Working data
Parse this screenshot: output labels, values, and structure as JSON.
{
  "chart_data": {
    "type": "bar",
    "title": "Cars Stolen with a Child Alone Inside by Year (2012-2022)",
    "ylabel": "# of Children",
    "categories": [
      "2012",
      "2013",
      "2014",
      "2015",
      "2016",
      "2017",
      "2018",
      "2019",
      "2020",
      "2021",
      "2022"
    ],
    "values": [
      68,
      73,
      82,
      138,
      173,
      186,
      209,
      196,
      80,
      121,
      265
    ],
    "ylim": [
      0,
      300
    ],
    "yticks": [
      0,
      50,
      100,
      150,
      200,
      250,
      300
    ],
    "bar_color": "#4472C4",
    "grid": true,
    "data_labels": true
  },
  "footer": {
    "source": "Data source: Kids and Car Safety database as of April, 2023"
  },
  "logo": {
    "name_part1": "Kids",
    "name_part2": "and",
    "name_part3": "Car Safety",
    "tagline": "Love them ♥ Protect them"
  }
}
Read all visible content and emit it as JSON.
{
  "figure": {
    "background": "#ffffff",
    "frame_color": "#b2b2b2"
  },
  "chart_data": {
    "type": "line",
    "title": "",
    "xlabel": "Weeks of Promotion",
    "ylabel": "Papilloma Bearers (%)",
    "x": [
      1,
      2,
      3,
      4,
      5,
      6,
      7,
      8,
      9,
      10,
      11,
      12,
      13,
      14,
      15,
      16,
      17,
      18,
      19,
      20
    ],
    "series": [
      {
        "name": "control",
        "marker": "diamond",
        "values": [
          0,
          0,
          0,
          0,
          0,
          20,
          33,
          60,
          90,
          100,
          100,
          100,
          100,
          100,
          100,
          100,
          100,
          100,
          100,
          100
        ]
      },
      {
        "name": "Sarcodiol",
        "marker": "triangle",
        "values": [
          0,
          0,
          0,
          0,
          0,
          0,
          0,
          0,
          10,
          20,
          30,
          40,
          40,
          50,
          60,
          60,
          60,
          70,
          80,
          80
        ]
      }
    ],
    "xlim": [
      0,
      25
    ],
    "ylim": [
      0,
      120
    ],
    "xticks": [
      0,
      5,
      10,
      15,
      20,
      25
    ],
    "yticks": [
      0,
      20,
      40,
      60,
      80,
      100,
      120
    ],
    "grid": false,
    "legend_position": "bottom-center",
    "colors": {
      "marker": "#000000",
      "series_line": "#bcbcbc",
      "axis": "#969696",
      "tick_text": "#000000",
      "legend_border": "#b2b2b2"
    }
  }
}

Objective
Write the entries again, exactly as they stand.

Output for this task
Parse this screenshot: output labels, values, and structure as JSON.
{
  "chart_data": {
    "type": "bar",
    "title": "Cars Stolen with a Child Alone Inside by Year (2012-2022)",
    "ylabel": "# of Children",
    "categories": [
      "2012",
      "2013",
      "2014",
      "2015",
      "2016",
      "2017",
      "2018",
      "2019",
      "2020",
      "2021",
      "2022"
    ],
    "values": [
      68,
      73,
      82,
      138,
      173,
      186,
      209,
      196,
      80,
      121,
      265
    ],
    "ylim": [
      0,
      300
    ],
    "yticks": [
      0,
      50,
      100,
      150,
      200,
      250,
      300
    ],
    "bar_color": "#4472C4",
    "grid": true,
    "data_labels": true
  },
  "footer": {
    "source": "Data source: Kids and Car Safety database as of April, 2023"
  },
  "logo": {
    "name_part1": "Kids",
    "name_part2": "and",
    "name_part3": "Car Safety",
    "tagline": "Love them ♥ Protect them"
  }
}
Read all visible content and emit it as JSON.
{
  "figure": {
    "background": "#ffffff",
    "frame_color": "#b2b2b2"
  },
  "chart_data": {
    "type": "line",
    "title": "",
    "xlabel": "Weeks of Promotion",
    "ylabel": "Papilloma Bearers (%)",
    "x": [
      1,
      2,
      3,
      4,
      5,
      6,
      7,
      8,
      9,
      10,
      11,
      12,
      13,
      14,
      15,
      16,
      17,
      18,
      19,
      20
    ],
    "series": [
      {
        "name": "control",
        "marker": "diamond",
        "values": [
          0,
          0,
          0,
          0,
          0,
          20,
          33,
          60,
          90,
          100,
          100,
          100,
          100,
          100,
          100,
          100,
          100,
          100,
          100,
          100
        ]
      },
      {
        "name": "Sarcodiol",
        "marker": "triangle",
        "values": [
          0,
          0,
          0,
          0,
          0,
          0,
          0,
          0,
          10,
          20,
          30,
          40,
          40,
          50,
          60,
          60,
          60,
          70,
          80,
          80
        ]
      }
    ],
    "xlim": [
      0,
      25
    ],
    "ylim": [
      0,
      120
    ],
    "xticks": [
      0,
      5,
      10,
      15,
      20,
      25
    ],
    "yticks": [
      0,
      20,
      40,
      60,
      80,
      100,
      120
    ],
    "grid": false,
    "legend_position": "bottom-center",
    "colors": {
      "marker": "#000000",
      "series_line": "#bcbcbc",
      "axis": "#969696",
      "tick_text": "#000000",
      "legend_border": "#b2b2b2"
    }
  }
}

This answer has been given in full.